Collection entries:
>>
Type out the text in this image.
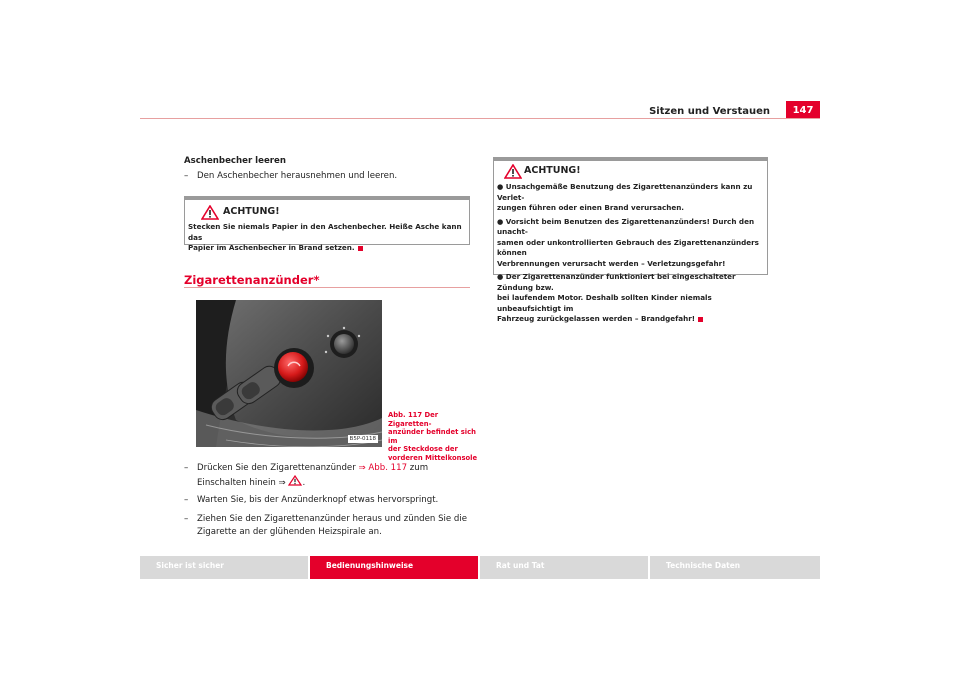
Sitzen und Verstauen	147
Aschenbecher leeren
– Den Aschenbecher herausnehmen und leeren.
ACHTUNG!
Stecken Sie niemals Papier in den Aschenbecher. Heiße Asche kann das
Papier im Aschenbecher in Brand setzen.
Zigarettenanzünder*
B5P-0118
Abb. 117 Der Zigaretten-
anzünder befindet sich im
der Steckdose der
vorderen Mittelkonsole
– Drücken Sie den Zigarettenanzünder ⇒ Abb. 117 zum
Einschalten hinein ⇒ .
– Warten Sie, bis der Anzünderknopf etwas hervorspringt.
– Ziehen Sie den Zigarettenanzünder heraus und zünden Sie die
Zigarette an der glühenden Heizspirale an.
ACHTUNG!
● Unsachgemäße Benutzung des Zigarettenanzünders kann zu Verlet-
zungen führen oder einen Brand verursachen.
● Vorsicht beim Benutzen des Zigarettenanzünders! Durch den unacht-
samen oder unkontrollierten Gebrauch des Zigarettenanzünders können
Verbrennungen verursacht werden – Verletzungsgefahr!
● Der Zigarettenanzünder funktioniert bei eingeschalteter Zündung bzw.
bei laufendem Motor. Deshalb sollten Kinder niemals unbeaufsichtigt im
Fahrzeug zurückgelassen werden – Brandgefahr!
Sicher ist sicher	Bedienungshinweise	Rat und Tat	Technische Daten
<<
>>
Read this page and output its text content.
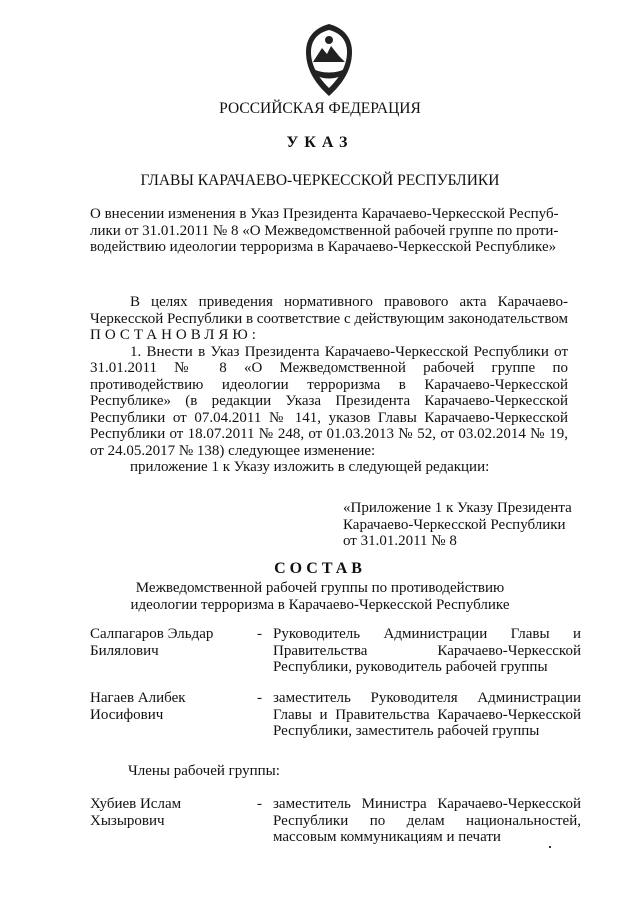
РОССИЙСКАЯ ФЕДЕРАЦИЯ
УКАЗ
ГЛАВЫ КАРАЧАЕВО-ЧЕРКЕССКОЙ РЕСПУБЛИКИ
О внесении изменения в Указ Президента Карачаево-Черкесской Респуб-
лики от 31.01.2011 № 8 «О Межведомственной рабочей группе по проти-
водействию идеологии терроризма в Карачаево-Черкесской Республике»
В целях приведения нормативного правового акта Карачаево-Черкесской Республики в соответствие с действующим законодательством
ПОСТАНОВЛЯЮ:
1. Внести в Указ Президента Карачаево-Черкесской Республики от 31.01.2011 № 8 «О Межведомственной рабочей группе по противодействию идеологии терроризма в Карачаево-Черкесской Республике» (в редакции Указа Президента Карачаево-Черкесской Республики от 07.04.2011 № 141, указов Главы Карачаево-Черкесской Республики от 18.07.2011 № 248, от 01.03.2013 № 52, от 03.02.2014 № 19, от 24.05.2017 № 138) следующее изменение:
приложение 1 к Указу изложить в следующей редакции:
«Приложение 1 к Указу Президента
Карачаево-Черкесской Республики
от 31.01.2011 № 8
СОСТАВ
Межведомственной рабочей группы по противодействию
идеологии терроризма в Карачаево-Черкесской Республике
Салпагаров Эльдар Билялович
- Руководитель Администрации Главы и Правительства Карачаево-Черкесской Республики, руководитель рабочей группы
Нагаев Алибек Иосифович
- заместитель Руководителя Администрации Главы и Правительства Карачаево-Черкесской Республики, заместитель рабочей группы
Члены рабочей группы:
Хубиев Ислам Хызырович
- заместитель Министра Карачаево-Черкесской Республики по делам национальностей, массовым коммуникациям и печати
<<
== Task directions ==
Lines of the material that contain the word "oder" are to be gathered.

== Answer to the exercise ==
zungen führen oder einen Brand verursachen.
samen oder unkontrollierten Gebrauch des Zigarettenanzünders können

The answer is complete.